WHAT IS ASKED
Read the data and repeat it in full, exactly.

Source records:
____

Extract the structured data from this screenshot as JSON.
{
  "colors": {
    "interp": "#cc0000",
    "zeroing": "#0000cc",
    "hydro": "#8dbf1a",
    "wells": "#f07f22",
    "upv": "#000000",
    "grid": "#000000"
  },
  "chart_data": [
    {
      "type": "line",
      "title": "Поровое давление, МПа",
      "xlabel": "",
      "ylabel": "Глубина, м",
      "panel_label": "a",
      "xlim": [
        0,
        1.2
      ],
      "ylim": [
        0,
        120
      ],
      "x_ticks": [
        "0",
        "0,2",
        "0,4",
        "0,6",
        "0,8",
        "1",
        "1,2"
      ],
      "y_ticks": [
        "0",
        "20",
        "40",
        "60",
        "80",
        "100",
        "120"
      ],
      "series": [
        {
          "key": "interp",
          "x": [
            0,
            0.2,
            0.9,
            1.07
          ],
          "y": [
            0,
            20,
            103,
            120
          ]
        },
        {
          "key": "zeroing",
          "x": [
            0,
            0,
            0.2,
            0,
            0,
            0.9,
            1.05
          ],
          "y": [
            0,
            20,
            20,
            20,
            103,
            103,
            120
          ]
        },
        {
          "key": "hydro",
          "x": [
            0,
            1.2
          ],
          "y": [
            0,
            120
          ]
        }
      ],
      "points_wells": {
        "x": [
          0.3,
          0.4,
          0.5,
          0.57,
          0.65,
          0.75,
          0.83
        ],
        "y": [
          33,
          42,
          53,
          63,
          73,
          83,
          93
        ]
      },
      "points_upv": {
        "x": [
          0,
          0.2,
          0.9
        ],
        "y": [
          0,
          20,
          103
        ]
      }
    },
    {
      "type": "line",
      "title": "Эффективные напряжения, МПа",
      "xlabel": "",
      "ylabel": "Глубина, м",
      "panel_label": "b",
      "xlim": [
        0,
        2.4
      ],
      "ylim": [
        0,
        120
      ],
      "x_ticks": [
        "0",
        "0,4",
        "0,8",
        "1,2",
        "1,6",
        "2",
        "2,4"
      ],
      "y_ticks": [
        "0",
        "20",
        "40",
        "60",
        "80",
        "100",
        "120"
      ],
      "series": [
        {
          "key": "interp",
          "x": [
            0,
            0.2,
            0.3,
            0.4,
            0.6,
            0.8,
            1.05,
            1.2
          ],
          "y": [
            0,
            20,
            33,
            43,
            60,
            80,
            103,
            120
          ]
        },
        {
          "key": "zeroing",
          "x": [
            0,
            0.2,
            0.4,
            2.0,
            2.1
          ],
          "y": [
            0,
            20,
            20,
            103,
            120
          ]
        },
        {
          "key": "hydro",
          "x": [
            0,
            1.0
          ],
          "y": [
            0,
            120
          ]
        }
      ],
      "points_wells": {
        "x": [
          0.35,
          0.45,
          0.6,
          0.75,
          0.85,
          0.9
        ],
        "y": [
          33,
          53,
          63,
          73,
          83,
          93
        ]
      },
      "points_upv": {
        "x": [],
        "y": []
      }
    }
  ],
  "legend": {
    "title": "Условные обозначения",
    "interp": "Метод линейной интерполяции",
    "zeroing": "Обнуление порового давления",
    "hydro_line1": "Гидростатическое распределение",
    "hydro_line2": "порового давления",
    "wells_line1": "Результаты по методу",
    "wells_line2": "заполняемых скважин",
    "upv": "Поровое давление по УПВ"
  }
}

____

ANSWER TO THIS EXERCISE
Extract the structured data from this screenshot as JSON.
{
  "colors": {
    "interp": "#cc0000",
    "zeroing": "#0000cc",
    "hydro": "#8dbf1a",
    "wells": "#f07f22",
    "upv": "#000000",
    "grid": "#000000"
  },
  "chart_data": [
    {
      "type": "line",
      "title": "Поровое давление, МПа",
      "xlabel": "",
      "ylabel": "Глубина, м",
      "panel_label": "a",
      "xlim": [
        0,
        1.2
      ],
      "ylim": [
        0,
        120
      ],
      "x_ticks": [
        "0",
        "0,2",
        "0,4",
        "0,6",
        "0,8",
        "1",
        "1,2"
      ],
      "y_ticks": [
        "0",
        "20",
        "40",
        "60",
        "80",
        "100",
        "120"
      ],
      "series": [
        {
          "key": "interp",
          "x": [
            0,
            0.2,
            0.9,
            1.07
          ],
          "y": [
            0,
            20,
            103,
            120
          ]
        },
        {
          "key": "zeroing",
          "x": [
            0,
            0,
            0.2,
            0,
            0,
            0.9,
            1.05
          ],
          "y": [
            0,
            20,
            20,
            20,
            103,
            103,
            120
          ]
        },
        {
          "key": "hydro",
          "x": [
            0,
            1.2
          ],
          "y": [
            0,
            120
          ]
        }
      ],
      "points_wells": {
        "x": [
          0.3,
          0.4,
          0.5,
          0.57,
          0.65,
          0.75,
          0.83
        ],
        "y": [
          33,
          42,
          53,
          63,
          73,
          83,
          93
        ]
      },
      "points_upv": {
        "x": [
          0,
          0.2,
          0.9
        ],
        "y": [
          0,
          20,
          103
        ]
      }
    },
    {
      "type": "line",
      "title": "Эффективные напряжения, МПа",
      "xlabel": "",
      "ylabel": "Глубина, м",
      "panel_label": "b",
      "xlim": [
        0,
        2.4
      ],
      "ylim": [
        0,
        120
      ],
      "x_ticks": [
        "0",
        "0,4",
        "0,8",
        "1,2",
        "1,6",
        "2",
        "2,4"
      ],
      "y_ticks": [
        "0",
        "20",
        "40",
        "60",
        "80",
        "100",
        "120"
      ],
      "series": [
        {
          "key": "interp",
          "x": [
            0,
            0.2,
            0.3,
            0.4,
            0.6,
            0.8,
            1.05,
            1.2
          ],
          "y": [
            0,
            20,
            33,
            43,
            60,
            80,
            103,
            120
          ]
        },
        {
          "key": "zeroing",
          "x": [
            0,
            0.2,
            0.4,
            2.0,
            2.1
          ],
          "y": [
            0,
            20,
            20,
            103,
            120
          ]
        },
        {
          "key": "hydro",
          "x": [
            0,
            1.0
          ],
          "y": [
            0,
            120
          ]
        }
      ],
      "points_wells": {
        "x": [
          0.35,
          0.45,
          0.6,
          0.75,
          0.85,
          0.9
        ],
        "y": [
          33,
          53,
          63,
          73,
          83,
          93
        ]
      },
      "points_upv": {
        "x": [],
        "y": []
      }
    }
  ],
  "legend": {
    "title": "Условные обозначения",
    "interp": "Метод линейной интерполяции",
    "zeroing": "Обнуление порового давления",
    "hydro_line1": "Гидростатическое распределение",
    "hydro_line2": "порового давления",
    "wells_line1": "Результаты по методу",
    "wells_line2": "заполняемых скважин",
    "upv": "Поровое давление по УПВ"
  }
}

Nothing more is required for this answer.